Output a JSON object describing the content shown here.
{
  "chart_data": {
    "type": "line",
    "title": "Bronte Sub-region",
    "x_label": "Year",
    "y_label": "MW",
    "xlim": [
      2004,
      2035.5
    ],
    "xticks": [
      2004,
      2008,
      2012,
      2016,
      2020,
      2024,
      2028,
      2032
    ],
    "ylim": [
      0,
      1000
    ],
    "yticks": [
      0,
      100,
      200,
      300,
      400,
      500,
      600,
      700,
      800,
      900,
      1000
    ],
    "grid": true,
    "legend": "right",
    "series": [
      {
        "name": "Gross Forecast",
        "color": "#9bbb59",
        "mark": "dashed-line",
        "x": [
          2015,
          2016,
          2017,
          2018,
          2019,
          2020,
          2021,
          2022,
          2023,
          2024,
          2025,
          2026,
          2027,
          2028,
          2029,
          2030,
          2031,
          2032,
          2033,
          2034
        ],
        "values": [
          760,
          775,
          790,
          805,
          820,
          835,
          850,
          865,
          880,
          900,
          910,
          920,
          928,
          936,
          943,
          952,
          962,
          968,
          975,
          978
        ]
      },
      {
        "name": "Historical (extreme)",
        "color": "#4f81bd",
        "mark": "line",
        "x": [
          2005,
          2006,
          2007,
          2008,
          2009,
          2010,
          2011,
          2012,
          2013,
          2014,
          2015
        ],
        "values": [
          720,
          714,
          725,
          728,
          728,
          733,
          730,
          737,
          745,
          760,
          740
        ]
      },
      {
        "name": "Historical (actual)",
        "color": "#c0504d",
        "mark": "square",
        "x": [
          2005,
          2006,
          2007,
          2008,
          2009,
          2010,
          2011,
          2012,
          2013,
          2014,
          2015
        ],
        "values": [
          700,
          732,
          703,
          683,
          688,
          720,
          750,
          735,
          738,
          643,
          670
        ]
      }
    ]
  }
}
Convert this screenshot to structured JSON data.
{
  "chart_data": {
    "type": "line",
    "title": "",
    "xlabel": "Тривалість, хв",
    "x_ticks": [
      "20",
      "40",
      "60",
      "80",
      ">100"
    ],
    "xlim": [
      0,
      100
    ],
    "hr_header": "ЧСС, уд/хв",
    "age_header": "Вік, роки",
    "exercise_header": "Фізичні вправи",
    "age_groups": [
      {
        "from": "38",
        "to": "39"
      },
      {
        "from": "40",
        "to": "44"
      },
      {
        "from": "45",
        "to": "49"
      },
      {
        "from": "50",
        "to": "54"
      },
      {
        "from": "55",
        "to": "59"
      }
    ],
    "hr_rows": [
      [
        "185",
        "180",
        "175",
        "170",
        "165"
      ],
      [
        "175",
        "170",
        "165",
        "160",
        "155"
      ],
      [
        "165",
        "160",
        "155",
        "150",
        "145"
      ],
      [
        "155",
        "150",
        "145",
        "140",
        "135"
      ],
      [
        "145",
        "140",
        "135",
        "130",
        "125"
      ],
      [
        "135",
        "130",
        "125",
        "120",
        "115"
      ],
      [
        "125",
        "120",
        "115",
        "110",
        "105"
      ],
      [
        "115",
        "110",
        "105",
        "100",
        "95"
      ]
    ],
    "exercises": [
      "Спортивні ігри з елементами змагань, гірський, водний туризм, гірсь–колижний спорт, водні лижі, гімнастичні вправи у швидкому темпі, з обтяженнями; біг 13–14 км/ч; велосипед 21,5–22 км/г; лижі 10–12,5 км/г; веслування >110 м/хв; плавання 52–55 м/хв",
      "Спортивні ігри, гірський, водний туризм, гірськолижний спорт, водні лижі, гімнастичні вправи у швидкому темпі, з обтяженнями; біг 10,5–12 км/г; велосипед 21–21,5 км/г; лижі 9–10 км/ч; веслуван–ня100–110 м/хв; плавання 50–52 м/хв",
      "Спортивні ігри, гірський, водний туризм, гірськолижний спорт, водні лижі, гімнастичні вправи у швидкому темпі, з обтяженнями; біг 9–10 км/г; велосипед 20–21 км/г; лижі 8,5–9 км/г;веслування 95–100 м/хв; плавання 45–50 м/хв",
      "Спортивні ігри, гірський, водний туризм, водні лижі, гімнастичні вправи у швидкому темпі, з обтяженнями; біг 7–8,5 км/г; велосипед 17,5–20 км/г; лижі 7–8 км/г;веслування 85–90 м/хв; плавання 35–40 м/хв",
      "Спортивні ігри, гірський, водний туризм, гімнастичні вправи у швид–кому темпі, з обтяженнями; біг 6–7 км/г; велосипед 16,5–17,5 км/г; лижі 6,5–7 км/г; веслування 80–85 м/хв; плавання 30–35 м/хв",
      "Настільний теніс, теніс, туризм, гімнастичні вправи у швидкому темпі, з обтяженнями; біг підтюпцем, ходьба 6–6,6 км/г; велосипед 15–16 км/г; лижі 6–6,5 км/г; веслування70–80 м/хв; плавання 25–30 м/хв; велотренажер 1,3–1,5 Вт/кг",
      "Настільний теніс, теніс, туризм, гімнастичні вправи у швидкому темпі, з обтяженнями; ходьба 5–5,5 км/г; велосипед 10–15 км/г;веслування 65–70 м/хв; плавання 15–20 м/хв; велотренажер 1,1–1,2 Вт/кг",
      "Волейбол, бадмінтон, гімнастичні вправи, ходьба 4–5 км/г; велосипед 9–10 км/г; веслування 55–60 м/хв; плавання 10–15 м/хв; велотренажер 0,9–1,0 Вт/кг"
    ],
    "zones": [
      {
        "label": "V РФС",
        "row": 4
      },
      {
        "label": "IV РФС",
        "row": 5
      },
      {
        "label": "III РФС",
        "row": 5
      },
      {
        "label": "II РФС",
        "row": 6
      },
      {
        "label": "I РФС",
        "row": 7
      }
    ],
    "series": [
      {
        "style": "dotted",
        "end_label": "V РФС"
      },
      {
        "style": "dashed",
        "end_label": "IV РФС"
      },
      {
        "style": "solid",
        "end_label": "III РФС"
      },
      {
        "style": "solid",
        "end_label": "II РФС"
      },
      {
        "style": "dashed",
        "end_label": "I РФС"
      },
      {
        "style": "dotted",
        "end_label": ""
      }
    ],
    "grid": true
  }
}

—————

• _Your goal_: Above are some records; repeat all of them exactly.

• _Written reply_:
Output a JSON object describing the content shown here.
{
  "chart_data": {
    "type": "line",
    "title": "Bronte Sub-region",
    "x_label": "Year",
    "y_label": "MW",
    "xlim": [
      2004,
      2035.5
    ],
    "xticks": [
      2004,
      2008,
      2012,
      2016,
      2020,
      2024,
      2028,
      2032
    ],
    "ylim": [
      0,
      1000
    ],
    "yticks": [
      0,
      100,
      200,
      300,
      400,
      500,
      600,
      700,
      800,
      900,
      1000
    ],
    "grid": true,
    "legend": "right",
    "series": [
      {
        "name": "Gross Forecast",
        "color": "#9bbb59",
        "mark": "dashed-line",
        "x": [
          2015,
          2016,
          2017,
          2018,
          2019,
          2020,
          2021,
          2022,
          2023,
          2024,
          2025,
          2026,
          2027,
          2028,
          2029,
          2030,
          2031,
          2032,
          2033,
          2034
        ],
        "values": [
          760,
          775,
          790,
          805,
          820,
          835,
          850,
          865,
          880,
          900,
          910,
          920,
          928,
          936,
          943,
          952,
          962,
          968,
          975,
          978
        ]
      },
      {
        "name": "Historical (extreme)",
        "color": "#4f81bd",
        "mark": "line",
        "x": [
          2005,
          2006,
          2007,
          2008,
          2009,
          2010,
          2011,
          2012,
          2013,
          2014,
          2015
        ],
        "values": [
          720,
          714,
          725,
          728,
          728,
          733,
          730,
          737,
          745,
          760,
          740
        ]
      },
      {
        "name": "Historical (actual)",
        "color": "#c0504d",
        "mark": "square",
        "x": [
          2005,
          2006,
          2007,
          2008,
          2009,
          2010,
          2011,
          2012,
          2013,
          2014,
          2015
        ],
        "values": [
          700,
          732,
          703,
          683,
          688,
          720,
          750,
          735,
          738,
          643,
          670
        ]
      }
    ]
  }
}
Convert this screenshot to structured JSON data.
{
  "chart_data": {
    "type": "line",
    "title": "",
    "xlabel": "Тривалість, хв",
    "x_ticks": [
      "20",
      "40",
      "60",
      "80",
      ">100"
    ],
    "xlim": [
      0,
      100
    ],
    "hr_header": "ЧСС, уд/хв",
    "age_header": "Вік, роки",
    "exercise_header": "Фізичні вправи",
    "age_groups": [
      {
        "from": "38",
        "to": "39"
      },
      {
        "from": "40",
        "to": "44"
      },
      {
        "from": "45",
        "to": "49"
      },
      {
        "from": "50",
        "to": "54"
      },
      {
        "from": "55",
        "to": "59"
      }
    ],
    "hr_rows": [
      [
        "185",
        "180",
        "175",
        "170",
        "165"
      ],
      [
        "175",
        "170",
        "165",
        "160",
        "155"
      ],
      [
        "165",
        "160",
        "155",
        "150",
        "145"
      ],
      [
        "155",
        "150",
        "145",
        "140",
        "135"
      ],
      [
        "145",
        "140",
        "135",
        "130",
        "125"
      ],
      [
        "135",
        "130",
        "125",
        "120",
        "115"
      ],
      [
        "125",
        "120",
        "115",
        "110",
        "105"
      ],
      [
        "115",
        "110",
        "105",
        "100",
        "95"
      ]
    ],
    "exercises": [
      "Спортивні ігри з елементами змагань, гірський, водний туризм, гірсь–колижний спорт, водні лижі, гімнастичні вправи у швидкому темпі, з обтяженнями; біг 13–14 км/ч; велосипед 21,5–22 км/г; лижі 10–12,5 км/г; веслування >110 м/хв; плавання 52–55 м/хв",
      "Спортивні ігри, гірський, водний туризм, гірськолижний спорт, водні лижі, гімнастичні вправи у швидкому темпі, з обтяженнями; біг 10,5–12 км/г; велосипед 21–21,5 км/г; лижі 9–10 км/ч; веслуван–ня100–110 м/хв; плавання 50–52 м/хв",
      "Спортивні ігри, гірський, водний туризм, гірськолижний спорт, водні лижі, гімнастичні вправи у швидкому темпі, з обтяженнями; біг 9–10 км/г; велосипед 20–21 км/г; лижі 8,5–9 км/г;веслування 95–100 м/хв; плавання 45–50 м/хв",
      "Спортивні ігри, гірський, водний туризм, водні лижі, гімнастичні вправи у швидкому темпі, з обтяженнями; біг 7–8,5 км/г; велосипед 17,5–20 км/г; лижі 7–8 км/г;веслування 85–90 м/хв; плавання 35–40 м/хв",
      "Спортивні ігри, гірський, водний туризм, гімнастичні вправи у швид–кому темпі, з обтяженнями; біг 6–7 км/г; велосипед 16,5–17,5 км/г; лижі 6,5–7 км/г; веслування 80–85 м/хв; плавання 30–35 м/хв",
      "Настільний теніс, теніс, туризм, гімнастичні вправи у швидкому темпі, з обтяженнями; біг підтюпцем, ходьба 6–6,6 км/г; велосипед 15–16 км/г; лижі 6–6,5 км/г; веслування70–80 м/хв; плавання 25–30 м/хв; велотренажер 1,3–1,5 Вт/кг",
      "Настільний теніс, теніс, туризм, гімнастичні вправи у швидкому темпі, з обтяженнями; ходьба 5–5,5 км/г; велосипед 10–15 км/г;веслування 65–70 м/хв; плавання 15–20 м/хв; велотренажер 1,1–1,2 Вт/кг",
      "Волейбол, бадмінтон, гімнастичні вправи, ходьба 4–5 км/г; велосипед 9–10 км/г; веслування 55–60 м/хв; плавання 10–15 м/хв; велотренажер 0,9–1,0 Вт/кг"
    ],
    "zones": [
      {
        "label": "V РФС",
        "row": 4
      },
      {
        "label": "IV РФС",
        "row": 5
      },
      {
        "label": "III РФС",
        "row": 5
      },
      {
        "label": "II РФС",
        "row": 6
      },
      {
        "label": "I РФС",
        "row": 7
      }
    ],
    "series": [
      {
        "style": "dotted",
        "end_label": "V РФС"
      },
      {
        "style": "dashed",
        "end_label": "IV РФС"
      },
      {
        "style": "solid",
        "end_label": "III РФС"
      },
      {
        "style": "solid",
        "end_label": "II РФС"
      },
      {
        "style": "dashed",
        "end_label": "I РФС"
      },
      {
        "style": "dotted",
        "end_label": ""
      }
    ],
    "grid": true
  }
}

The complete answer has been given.